------ RECORDED DATA ------

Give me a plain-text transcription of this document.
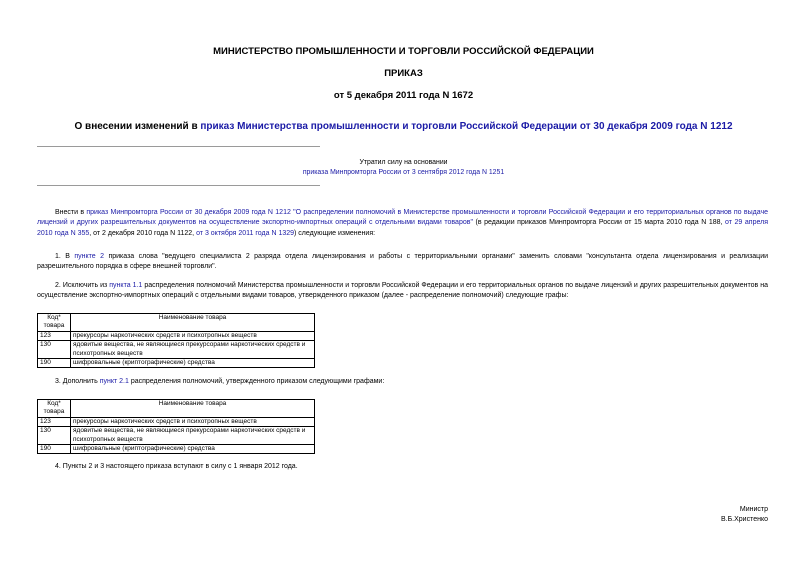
МИНИСТЕРСТВО ПРОМЫШЛЕННОСТИ И ТОРГОВЛИ РОССИЙСКОЙ ФЕДЕРАЦИИ
ПРИКАЗ
от 5 декабря 2011 года N 1672
О внесении изменений в приказ Министерства промышленности и торговли Российской Федерации от 30 декабря 2009 года N 1212
Утратил силу на основании
приказа Минпромторга России от 3 сентября 2012 года N 1251
Внести в приказ Минпромторга России от 30 декабря 2009 года N 1212 "О распределении полномочий в Министерстве промышленности и торговли Российской Федерации и его территориальных органов по выдаче лицензий и других разрешительных документов на осуществление экспортно-импортных операций с отдельными видами товаров" (в редакции приказов Минпромторга России от 15 марта 2010 года N 188, от 29 апреля 2010 года N 355, от 2 декабря 2010 года N 1122, от 3 октября 2011 года N 1329) следующие изменения:
1. В пункте 2 приказа слова "ведущего специалиста 2 разряда отдела лицензирования и работы с территориальными органами" заменить словами "консультанта отдела лицензирования и реализации разрешительного порядка в сфере внешней торговли".
2. Исключить из пункта 1.1 распределения полномочий Министерства промышленности и торговли Российской Федерации и его территориальных органов по выдаче лицензий и других разрешительных документов на осуществление экспортно-импортных операций с отдельными видами товаров, утвержденного приказом (далее - распределение полномочий) следующие графы:
Код* товара	Наименование товара
123	прекурсоры наркотических средств и психотропных веществ
130	ядовитые вещества, не являющиеся прекурсорами наркотических средств и психотропных веществ
190	шифровальные (криптографические) средства
3. Дополнить пункт 2.1 распределения полномочий, утвержденного приказом следующими графами:
Код* товара	Наименование товара
123	прекурсоры наркотических средств и психотропных веществ
130	ядовитые вещества, не являющиеся прекурсорами наркотических средств и психотропных веществ
190	шифровальные (криптографические) средства
4. Пункты 2 и 3 настоящего приказа вступают в силу с 1 января 2012 года.
Министр
В.Б.Христенко
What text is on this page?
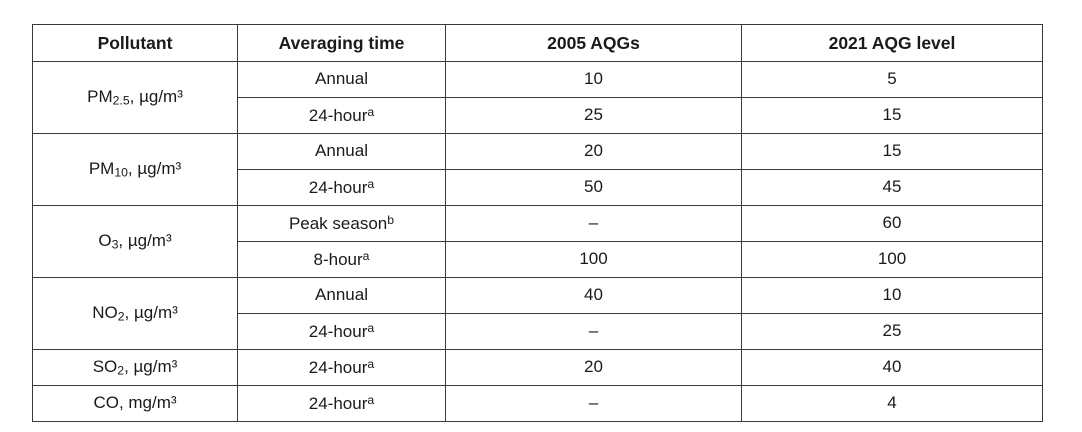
Pollutant	Averaging time	2005 AQGs	2021 AQG level
$PM_{2.5}$, µg/m³	Annual	10	5
	24-hour$^a$	25	15
$PM_{10}$, µg/m³	Annual	20	15
	24-hour$^a$	50	45
$O_3$, µg/m³	Peak season$^b$	–	60
	8-hour$^a$	100	100
$NO_2$, µg/m³	Annual	40	10
	24-hour$^a$	–	25
$SO_2$, µg/m³	24-hour$^a$	20	40
CO, mg/m³	24-hour$^a$	–	4
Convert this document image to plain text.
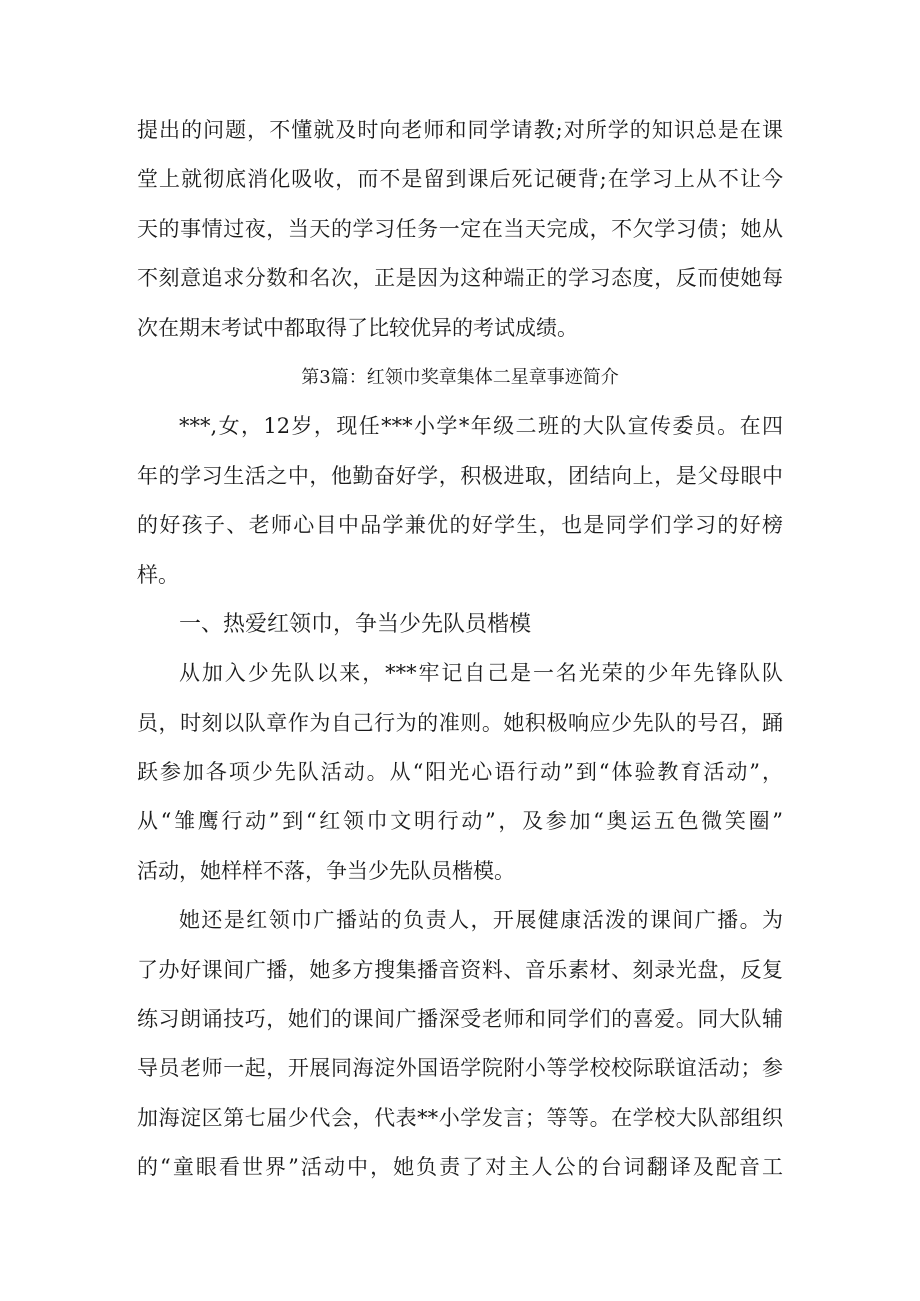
提出的问题，不懂就及时向老师和同学请教;对所学的知识总是在课
堂上就彻底消化吸收，而不是留到课后死记硬背;在学习上从不让今
天的事情过夜，当天的学习任务一定在当天完成，不欠学习债；她从
不刻意追求分数和名次，正是因为这种端正的学习态度，反而使她每
次在期末考试中都取得了比较优异的考试成绩。
第3篇：红领巾奖章集体二星章事迹简介
***,女，12岁，现任***小学*年级二班的大队宣传委员。在四
年的学习生活之中，他勤奋好学，积极进取，团结向上，是父母眼中
的好孩子、老师心目中品学兼优的好学生，也是同学们学习的好榜
样。
一、热爱红领巾，争当少先队员楷模
从加入少先队以来，***牢记自己是一名光荣的少年先锋队队
员，时刻以队章作为自己行为的准则。她积极响应少先队的号召，踊
跃参加各项少先队活动。从“阳光心语行动”到“体验教育活动”，
从“雏鹰行动”到“红领巾文明行动”，及参加“奥运五色微笑圈”
活动，她样样不落，争当少先队员楷模。
她还是红领巾广播站的负责人，开展健康活泼的课间广播。为
了办好课间广播，她多方搜集播音资料、音乐素材、刻录光盘，反复
练习朗诵技巧，她们的课间广播深受老师和同学们的喜爱。同大队辅
导员老师一起，开展同海淀外国语学院附小等学校校际联谊活动；参
加海淀区第七届少代会，代表**小学发言；等等。在学校大队部组织
的“童眼看世界”活动中，她负责了对主人公的台词翻译及配音工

------

EXERCISE DETAILS:
Return every line from the records above that holds the word "утвержденного".

TASK SOLUTION:
2. Исключить из пункта 1.1 распределения полномочий Министерства промышленности и торговли Российской Федерации и его территориальных органов по выдаче лицензий и других разрешительных документов на осуществление экспортно-импортных операций с отдельными видами товаров, утвержденного приказом (далее - распределение полномочий) следующие графы:
3. Дополнить пункт 2.1 распределения полномочий, утвержденного приказом следующими графами:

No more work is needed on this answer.